Reproduce every line of the entries below verbatim, in the same order.

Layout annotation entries
|---|
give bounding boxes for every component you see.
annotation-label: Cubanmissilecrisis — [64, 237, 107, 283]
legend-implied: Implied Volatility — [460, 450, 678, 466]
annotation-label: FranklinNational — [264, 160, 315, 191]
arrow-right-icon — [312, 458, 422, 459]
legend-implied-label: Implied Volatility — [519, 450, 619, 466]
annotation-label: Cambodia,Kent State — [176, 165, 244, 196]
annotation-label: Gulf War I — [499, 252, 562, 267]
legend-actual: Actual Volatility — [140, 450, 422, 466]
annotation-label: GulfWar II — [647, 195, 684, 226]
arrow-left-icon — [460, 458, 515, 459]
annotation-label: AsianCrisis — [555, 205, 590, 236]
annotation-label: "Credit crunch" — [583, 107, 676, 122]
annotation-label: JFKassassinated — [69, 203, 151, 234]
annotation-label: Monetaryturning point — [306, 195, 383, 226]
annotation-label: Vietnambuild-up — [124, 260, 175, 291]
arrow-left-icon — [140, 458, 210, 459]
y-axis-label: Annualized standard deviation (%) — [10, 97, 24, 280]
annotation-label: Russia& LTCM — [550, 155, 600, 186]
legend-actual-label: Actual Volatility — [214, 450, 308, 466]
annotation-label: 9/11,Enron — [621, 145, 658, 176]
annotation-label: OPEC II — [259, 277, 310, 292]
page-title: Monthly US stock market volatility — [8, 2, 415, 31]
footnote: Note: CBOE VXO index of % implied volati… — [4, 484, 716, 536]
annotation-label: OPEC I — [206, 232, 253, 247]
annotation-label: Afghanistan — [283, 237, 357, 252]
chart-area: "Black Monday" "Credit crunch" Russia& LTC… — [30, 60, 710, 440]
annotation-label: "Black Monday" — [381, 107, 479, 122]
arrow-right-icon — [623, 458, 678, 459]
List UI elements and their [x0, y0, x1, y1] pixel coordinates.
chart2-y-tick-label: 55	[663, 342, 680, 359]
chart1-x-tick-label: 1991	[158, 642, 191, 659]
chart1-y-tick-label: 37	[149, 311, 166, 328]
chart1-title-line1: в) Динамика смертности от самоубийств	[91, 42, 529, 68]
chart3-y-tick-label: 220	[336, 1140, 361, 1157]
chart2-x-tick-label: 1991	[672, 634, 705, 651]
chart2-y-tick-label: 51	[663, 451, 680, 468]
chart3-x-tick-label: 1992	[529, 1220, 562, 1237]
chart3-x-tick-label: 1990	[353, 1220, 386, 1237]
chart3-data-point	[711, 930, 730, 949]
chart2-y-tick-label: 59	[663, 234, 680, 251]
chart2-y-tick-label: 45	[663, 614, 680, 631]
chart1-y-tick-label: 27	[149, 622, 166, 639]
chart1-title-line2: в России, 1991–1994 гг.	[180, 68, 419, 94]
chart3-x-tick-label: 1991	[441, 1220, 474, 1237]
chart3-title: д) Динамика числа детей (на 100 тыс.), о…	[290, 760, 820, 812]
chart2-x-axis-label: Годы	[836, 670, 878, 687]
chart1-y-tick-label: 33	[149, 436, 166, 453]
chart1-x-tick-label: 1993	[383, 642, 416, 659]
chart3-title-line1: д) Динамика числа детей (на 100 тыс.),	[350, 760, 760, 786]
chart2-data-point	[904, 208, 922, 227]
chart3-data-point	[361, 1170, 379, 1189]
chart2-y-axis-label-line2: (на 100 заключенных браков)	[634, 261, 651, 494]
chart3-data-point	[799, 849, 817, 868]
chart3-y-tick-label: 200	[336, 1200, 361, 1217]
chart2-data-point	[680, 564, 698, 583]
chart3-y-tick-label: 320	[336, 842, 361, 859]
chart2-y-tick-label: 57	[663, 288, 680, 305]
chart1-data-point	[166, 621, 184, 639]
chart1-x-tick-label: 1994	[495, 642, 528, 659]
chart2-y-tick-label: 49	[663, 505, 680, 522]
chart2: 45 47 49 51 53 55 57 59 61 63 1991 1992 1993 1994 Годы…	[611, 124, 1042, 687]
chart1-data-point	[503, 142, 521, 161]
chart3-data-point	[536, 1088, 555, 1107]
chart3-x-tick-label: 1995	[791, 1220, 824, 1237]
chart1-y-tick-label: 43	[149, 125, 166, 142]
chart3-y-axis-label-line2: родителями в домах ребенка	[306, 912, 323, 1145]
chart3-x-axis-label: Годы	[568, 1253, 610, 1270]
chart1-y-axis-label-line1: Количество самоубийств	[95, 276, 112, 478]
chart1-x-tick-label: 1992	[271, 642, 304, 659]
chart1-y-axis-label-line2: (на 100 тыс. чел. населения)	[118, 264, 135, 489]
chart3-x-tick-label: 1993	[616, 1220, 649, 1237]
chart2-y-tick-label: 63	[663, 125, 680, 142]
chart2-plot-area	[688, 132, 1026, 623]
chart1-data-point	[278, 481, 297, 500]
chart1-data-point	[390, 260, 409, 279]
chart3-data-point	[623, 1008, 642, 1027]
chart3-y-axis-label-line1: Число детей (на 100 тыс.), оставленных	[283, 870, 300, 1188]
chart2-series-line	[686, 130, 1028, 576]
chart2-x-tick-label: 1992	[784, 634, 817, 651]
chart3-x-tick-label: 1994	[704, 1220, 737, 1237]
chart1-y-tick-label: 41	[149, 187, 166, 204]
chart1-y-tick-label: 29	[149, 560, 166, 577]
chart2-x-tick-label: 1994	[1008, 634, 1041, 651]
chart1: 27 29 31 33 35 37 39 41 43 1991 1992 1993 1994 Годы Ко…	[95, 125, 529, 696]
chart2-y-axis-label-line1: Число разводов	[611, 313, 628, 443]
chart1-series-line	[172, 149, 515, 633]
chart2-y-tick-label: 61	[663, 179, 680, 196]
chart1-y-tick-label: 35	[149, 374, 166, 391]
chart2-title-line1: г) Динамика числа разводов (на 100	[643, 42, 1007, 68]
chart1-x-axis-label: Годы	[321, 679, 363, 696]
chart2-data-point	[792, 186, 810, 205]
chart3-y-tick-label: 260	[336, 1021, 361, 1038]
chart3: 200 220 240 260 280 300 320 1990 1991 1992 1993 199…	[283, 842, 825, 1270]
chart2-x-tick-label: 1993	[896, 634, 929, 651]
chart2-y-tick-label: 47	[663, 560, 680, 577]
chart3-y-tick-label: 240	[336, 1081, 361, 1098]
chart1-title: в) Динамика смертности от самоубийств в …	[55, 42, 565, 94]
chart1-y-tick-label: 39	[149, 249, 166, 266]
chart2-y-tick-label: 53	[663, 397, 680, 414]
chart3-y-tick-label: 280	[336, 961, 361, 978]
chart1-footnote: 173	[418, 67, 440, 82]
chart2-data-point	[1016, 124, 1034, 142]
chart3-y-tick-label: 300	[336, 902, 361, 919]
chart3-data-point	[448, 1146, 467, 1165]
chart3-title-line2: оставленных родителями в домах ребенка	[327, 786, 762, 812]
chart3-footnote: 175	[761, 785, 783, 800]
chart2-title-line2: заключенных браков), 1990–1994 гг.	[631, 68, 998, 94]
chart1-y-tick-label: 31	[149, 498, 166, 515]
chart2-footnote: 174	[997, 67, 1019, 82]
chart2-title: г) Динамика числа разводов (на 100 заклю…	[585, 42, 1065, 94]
|---|
» Result
give bounding boxes for every component you see.
annotation-label: Cubanmissilecrisis — [64, 237, 107, 283]
legend-implied: Implied Volatility — [460, 450, 678, 466]
annotation-label: FranklinNational — [264, 160, 315, 191]
arrow-right-icon — [312, 458, 422, 459]
legend-implied-label: Implied Volatility — [519, 450, 619, 466]
annotation-label: Cambodia,Kent State — [176, 165, 244, 196]
annotation-label: Gulf War I — [499, 252, 562, 267]
legend-actual: Actual Volatility — [140, 450, 422, 466]
annotation-label: GulfWar II — [647, 195, 684, 226]
arrow-left-icon — [460, 458, 515, 459]
annotation-label: AsianCrisis — [555, 205, 590, 236]
annotation-label: "Credit crunch" — [583, 107, 676, 122]
annotation-label: JFKassassinated — [69, 203, 151, 234]
annotation-label: Monetaryturning point — [306, 195, 383, 226]
annotation-label: Vietnambuild-up — [124, 260, 175, 291]
arrow-left-icon — [140, 458, 210, 459]
y-axis-label: Annualized standard deviation (%) — [10, 97, 24, 280]
annotation-label: Russia& LTCM — [550, 155, 600, 186]
legend-actual-label: Actual Volatility — [214, 450, 308, 466]
annotation-label: 9/11,Enron — [621, 145, 658, 176]
annotation-label: OPEC II — [259, 277, 310, 292]
page-title: Monthly US stock market volatility — [8, 2, 415, 31]
footnote: Note: CBOE VXO index of % implied volati… — [4, 484, 716, 536]
annotation-label: OPEC I — [206, 232, 253, 247]
annotation-label: Afghanistan — [283, 237, 357, 252]
chart-area: "Black Monday" "Credit crunch" Russia& LTC… — [30, 60, 710, 440]
annotation-label: "Black Monday" — [381, 107, 479, 122]
arrow-right-icon — [623, 458, 678, 459]
List UI elements and their [x0, y0, x1, y1] pixel coordinates.
chart2-y-tick-label: 55	[663, 342, 680, 359]
chart1-x-tick-label: 1991	[158, 642, 191, 659]
chart1-y-tick-label: 37	[149, 311, 166, 328]
chart1-title-line1: в) Динамика смертности от самоубийств	[91, 42, 529, 68]
chart3-y-tick-label: 220	[336, 1140, 361, 1157]
chart2-x-tick-label: 1991	[672, 634, 705, 651]
chart2-y-tick-label: 51	[663, 451, 680, 468]
chart3-x-tick-label: 1992	[529, 1220, 562, 1237]
chart3-x-tick-label: 1990	[353, 1220, 386, 1237]
chart3-data-point	[711, 930, 730, 949]
chart2-y-tick-label: 59	[663, 234, 680, 251]
chart2-y-tick-label: 45	[663, 614, 680, 631]
chart1-y-tick-label: 27	[149, 622, 166, 639]
chart1-title-line2: в России, 1991–1994 гг.	[180, 68, 419, 94]
chart3-x-tick-label: 1991	[441, 1220, 474, 1237]
chart3-title: д) Динамика числа детей (на 100 тыс.), о…	[290, 760, 820, 812]
chart2-x-axis-label: Годы	[836, 670, 878, 687]
chart1-y-tick-label: 33	[149, 436, 166, 453]
chart1-x-tick-label: 1993	[383, 642, 416, 659]
chart3-title-line1: д) Динамика числа детей (на 100 тыс.),	[350, 760, 760, 786]
chart2-data-point	[904, 208, 922, 227]
chart3-data-point	[361, 1170, 379, 1189]
chart2-y-axis-label-line2: (на 100 заключенных браков)	[634, 261, 651, 494]
chart3-data-point	[799, 849, 817, 868]
chart3-y-tick-label: 200	[336, 1200, 361, 1217]
chart2-data-point	[680, 564, 698, 583]
chart3-y-tick-label: 320	[336, 842, 361, 859]
chart2-y-tick-label: 57	[663, 288, 680, 305]
chart1-data-point	[166, 621, 184, 639]
chart1-x-tick-label: 1994	[495, 642, 528, 659]
chart2-y-tick-label: 49	[663, 505, 680, 522]
chart2: 45 47 49 51 53 55 57 59 61 63 1991 1992 1993 1994 Годы…	[611, 124, 1042, 687]
chart1-data-point	[503, 142, 521, 161]
chart3-data-point	[536, 1088, 555, 1107]
chart3-x-tick-label: 1995	[791, 1220, 824, 1237]
chart1-y-tick-label: 43	[149, 125, 166, 142]
chart3-y-axis-label-line2: родителями в домах ребенка	[306, 912, 323, 1145]
chart3-x-axis-label: Годы	[568, 1253, 610, 1270]
chart1-y-axis-label-line1: Количество самоубийств	[95, 276, 112, 478]
chart1-x-tick-label: 1992	[271, 642, 304, 659]
chart1-y-axis-label-line2: (на 100 тыс. чел. населения)	[118, 264, 135, 489]
chart3-x-tick-label: 1993	[616, 1220, 649, 1237]
chart2-y-tick-label: 63	[663, 125, 680, 142]
chart2-plot-area	[688, 132, 1026, 623]
chart1-data-point	[278, 481, 297, 500]
chart1-data-point	[390, 260, 409, 279]
chart3-data-point	[623, 1008, 642, 1027]
chart3-y-axis-label-line1: Число детей (на 100 тыс.), оставленных	[283, 870, 300, 1188]
chart2-series-line	[686, 130, 1028, 576]
chart2-x-tick-label: 1992	[784, 634, 817, 651]
chart3-x-tick-label: 1994	[704, 1220, 737, 1237]
chart1-y-tick-label: 41	[149, 187, 166, 204]
chart1-y-tick-label: 29	[149, 560, 166, 577]
chart2-x-tick-label: 1994	[1008, 634, 1041, 651]
chart1: 27 29 31 33 35 37 39 41 43 1991 1992 1993 1994 Годы Ко…	[95, 125, 529, 696]
chart2-y-axis-label-line1: Число разводов	[611, 313, 628, 443]
chart1-series-line	[172, 149, 515, 633]
chart2-y-tick-label: 61	[663, 179, 680, 196]
chart1-y-tick-label: 35	[149, 374, 166, 391]
chart2-title-line1: г) Динамика числа разводов (на 100	[643, 42, 1007, 68]
chart1-x-axis-label: Годы	[321, 679, 363, 696]
chart2-data-point	[792, 186, 810, 205]
chart3-y-tick-label: 260	[336, 1021, 361, 1038]
chart3: 200 220 240 260 280 300 320 1990 1991 1992 1993 199…	[283, 842, 825, 1270]
chart2-x-tick-label: 1993	[896, 634, 929, 651]
chart2-y-tick-label: 47	[663, 560, 680, 577]
chart3-y-tick-label: 240	[336, 1081, 361, 1098]
chart1-title: в) Динамика смертности от самоубийств в …	[55, 42, 565, 94]
chart1-y-tick-label: 39	[149, 249, 166, 266]
chart2-y-tick-label: 53	[663, 397, 680, 414]
chart3-y-tick-label: 280	[336, 961, 361, 978]
chart1-footnote: 173	[418, 67, 440, 82]
chart2-data-point	[1016, 124, 1034, 142]
chart3-y-tick-label: 300	[336, 902, 361, 919]
chart3-data-point	[448, 1146, 467, 1165]
chart3-title-line2: оставленных родителями в домах ребенка	[327, 786, 762, 812]
chart3-footnote: 175	[761, 785, 783, 800]
chart2-title-line2: заключенных браков), 1990–1994 гг.	[631, 68, 998, 94]
chart1-y-tick-label: 31	[149, 498, 166, 515]
chart2-footnote: 174	[997, 67, 1019, 82]
chart2-title: г) Динамика числа разводов (на 100 заклю…	[585, 42, 1065, 94]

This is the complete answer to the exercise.